Records to use

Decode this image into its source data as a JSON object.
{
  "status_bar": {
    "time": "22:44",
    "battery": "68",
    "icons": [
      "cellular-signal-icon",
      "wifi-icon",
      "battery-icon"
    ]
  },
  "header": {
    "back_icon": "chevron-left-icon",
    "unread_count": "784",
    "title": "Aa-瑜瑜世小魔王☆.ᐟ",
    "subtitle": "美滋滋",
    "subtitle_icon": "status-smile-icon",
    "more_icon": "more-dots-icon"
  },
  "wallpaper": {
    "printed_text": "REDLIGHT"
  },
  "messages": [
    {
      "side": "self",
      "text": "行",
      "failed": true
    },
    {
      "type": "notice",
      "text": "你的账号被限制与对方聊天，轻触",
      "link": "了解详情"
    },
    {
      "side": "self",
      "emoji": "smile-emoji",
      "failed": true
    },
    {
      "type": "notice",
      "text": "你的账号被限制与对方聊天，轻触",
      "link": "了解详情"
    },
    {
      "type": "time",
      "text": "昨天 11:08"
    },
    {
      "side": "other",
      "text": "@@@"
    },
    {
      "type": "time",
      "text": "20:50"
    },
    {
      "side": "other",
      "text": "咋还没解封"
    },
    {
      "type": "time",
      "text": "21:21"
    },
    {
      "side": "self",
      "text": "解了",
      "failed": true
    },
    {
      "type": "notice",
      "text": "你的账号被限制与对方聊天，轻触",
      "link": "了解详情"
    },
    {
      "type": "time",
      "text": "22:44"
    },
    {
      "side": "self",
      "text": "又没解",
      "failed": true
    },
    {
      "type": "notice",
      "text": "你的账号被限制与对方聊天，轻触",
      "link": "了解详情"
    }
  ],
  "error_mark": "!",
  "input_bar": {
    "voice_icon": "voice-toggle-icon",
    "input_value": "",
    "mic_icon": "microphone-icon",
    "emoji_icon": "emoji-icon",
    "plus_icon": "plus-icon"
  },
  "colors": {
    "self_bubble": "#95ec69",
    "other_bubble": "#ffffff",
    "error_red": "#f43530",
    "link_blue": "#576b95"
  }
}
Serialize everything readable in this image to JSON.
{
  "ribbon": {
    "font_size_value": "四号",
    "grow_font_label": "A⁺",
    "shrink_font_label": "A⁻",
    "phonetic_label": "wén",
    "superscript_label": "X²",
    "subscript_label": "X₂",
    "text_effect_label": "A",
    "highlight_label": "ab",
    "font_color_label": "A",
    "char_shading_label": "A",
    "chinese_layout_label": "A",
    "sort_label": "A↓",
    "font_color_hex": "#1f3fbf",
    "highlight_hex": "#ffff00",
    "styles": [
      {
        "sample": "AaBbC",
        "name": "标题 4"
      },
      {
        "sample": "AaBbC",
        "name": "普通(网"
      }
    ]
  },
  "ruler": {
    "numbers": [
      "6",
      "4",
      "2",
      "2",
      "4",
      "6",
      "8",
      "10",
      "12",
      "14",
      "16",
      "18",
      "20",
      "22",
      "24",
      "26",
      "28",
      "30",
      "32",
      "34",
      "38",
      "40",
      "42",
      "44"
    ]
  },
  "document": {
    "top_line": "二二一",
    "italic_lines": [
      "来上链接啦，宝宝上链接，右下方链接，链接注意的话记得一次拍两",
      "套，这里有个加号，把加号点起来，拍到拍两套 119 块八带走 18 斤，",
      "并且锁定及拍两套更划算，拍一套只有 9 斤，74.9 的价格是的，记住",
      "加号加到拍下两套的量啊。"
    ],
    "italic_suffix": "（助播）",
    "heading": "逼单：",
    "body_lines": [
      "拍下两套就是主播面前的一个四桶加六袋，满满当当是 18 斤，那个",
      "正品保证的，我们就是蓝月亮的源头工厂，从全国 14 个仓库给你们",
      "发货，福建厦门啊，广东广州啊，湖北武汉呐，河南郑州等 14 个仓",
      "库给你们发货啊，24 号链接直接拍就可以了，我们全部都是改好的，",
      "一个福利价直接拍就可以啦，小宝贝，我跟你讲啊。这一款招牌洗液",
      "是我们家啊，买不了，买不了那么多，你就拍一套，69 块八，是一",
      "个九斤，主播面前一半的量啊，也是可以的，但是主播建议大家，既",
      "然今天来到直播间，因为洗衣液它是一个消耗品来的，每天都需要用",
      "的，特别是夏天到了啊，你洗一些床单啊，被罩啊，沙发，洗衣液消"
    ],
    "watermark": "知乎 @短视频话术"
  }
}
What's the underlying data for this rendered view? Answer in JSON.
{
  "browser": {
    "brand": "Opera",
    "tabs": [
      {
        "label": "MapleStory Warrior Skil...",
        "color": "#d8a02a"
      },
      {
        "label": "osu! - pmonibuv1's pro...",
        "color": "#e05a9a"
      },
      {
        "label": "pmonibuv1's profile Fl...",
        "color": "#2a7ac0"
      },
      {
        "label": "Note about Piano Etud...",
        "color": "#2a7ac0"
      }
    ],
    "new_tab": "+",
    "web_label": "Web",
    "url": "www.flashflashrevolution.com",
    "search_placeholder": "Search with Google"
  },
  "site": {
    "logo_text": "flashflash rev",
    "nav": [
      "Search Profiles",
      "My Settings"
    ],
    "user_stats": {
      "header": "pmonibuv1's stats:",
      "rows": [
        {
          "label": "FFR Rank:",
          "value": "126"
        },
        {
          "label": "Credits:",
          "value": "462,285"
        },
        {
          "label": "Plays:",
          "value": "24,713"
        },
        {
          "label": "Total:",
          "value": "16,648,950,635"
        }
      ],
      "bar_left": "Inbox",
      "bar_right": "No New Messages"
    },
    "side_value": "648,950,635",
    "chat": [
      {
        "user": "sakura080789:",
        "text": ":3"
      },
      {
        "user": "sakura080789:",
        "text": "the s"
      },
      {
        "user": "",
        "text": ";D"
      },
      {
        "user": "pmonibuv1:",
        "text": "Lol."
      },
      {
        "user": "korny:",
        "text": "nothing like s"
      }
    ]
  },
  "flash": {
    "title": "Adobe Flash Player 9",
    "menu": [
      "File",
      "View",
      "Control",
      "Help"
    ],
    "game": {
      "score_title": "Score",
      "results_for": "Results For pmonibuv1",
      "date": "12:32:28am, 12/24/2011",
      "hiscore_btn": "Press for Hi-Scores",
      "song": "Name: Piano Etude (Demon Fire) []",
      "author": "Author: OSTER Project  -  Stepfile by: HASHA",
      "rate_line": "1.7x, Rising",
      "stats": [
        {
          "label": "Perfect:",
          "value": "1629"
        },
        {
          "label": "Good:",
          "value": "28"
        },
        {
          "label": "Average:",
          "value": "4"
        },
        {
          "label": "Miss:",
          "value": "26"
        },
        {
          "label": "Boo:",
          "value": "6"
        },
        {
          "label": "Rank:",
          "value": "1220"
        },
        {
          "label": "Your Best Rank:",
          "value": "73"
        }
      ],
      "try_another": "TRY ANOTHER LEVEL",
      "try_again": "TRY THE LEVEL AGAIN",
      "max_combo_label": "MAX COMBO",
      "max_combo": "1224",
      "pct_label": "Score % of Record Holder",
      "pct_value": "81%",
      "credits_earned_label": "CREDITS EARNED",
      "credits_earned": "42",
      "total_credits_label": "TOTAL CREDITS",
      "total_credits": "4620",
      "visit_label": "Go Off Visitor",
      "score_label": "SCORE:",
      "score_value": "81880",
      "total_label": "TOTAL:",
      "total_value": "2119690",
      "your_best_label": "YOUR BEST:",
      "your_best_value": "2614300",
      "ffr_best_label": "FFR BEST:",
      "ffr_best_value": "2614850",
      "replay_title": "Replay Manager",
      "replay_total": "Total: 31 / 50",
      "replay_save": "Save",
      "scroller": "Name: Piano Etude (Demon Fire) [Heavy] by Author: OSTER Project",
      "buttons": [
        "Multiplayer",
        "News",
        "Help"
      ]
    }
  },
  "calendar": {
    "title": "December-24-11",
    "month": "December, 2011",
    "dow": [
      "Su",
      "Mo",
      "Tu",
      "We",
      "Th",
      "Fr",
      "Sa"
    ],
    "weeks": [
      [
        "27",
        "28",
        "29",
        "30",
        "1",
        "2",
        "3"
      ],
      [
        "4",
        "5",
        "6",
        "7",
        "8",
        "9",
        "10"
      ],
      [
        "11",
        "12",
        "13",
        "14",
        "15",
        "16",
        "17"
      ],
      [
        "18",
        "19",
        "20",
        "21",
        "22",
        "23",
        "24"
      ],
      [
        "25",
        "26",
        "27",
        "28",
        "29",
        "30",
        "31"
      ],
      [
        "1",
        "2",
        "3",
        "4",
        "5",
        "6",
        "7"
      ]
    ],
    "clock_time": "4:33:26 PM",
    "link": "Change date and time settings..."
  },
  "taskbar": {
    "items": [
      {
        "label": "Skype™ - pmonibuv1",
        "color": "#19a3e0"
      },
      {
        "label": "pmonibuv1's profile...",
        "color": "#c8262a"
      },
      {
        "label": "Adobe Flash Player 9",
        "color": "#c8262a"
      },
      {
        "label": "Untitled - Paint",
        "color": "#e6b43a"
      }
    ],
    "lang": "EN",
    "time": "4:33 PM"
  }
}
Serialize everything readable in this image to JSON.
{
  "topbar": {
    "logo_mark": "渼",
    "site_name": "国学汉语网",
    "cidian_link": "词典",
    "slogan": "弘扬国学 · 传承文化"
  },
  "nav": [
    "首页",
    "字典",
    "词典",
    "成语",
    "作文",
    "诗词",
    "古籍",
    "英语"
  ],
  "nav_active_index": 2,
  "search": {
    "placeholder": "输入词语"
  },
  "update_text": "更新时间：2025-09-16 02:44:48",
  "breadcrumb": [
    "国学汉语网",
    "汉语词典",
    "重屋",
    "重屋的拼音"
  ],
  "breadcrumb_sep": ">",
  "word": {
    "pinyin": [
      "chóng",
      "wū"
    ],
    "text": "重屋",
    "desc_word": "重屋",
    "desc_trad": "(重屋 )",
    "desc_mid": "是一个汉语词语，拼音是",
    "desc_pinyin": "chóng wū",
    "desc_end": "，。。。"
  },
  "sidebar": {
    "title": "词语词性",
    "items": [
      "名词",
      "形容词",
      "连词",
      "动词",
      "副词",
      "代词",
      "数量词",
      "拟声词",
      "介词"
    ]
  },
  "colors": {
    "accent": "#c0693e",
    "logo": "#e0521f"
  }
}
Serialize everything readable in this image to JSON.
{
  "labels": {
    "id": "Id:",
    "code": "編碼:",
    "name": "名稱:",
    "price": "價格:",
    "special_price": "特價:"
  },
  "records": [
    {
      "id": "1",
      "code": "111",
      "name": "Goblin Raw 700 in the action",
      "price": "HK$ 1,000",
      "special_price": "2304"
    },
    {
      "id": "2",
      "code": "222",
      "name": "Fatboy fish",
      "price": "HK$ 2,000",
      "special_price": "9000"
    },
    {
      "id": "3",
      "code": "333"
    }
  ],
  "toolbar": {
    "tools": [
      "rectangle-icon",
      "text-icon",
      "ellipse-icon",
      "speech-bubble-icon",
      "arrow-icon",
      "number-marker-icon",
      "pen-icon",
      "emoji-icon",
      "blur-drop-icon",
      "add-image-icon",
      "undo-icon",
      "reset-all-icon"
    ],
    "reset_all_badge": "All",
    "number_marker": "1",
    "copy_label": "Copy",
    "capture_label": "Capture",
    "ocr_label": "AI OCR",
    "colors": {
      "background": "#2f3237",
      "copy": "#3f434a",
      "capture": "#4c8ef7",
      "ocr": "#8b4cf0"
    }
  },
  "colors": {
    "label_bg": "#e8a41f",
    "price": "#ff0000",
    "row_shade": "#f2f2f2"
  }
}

Directions
What is the number of lines in the data holding the word "Etude"? Reply with that number only.

Written answer
2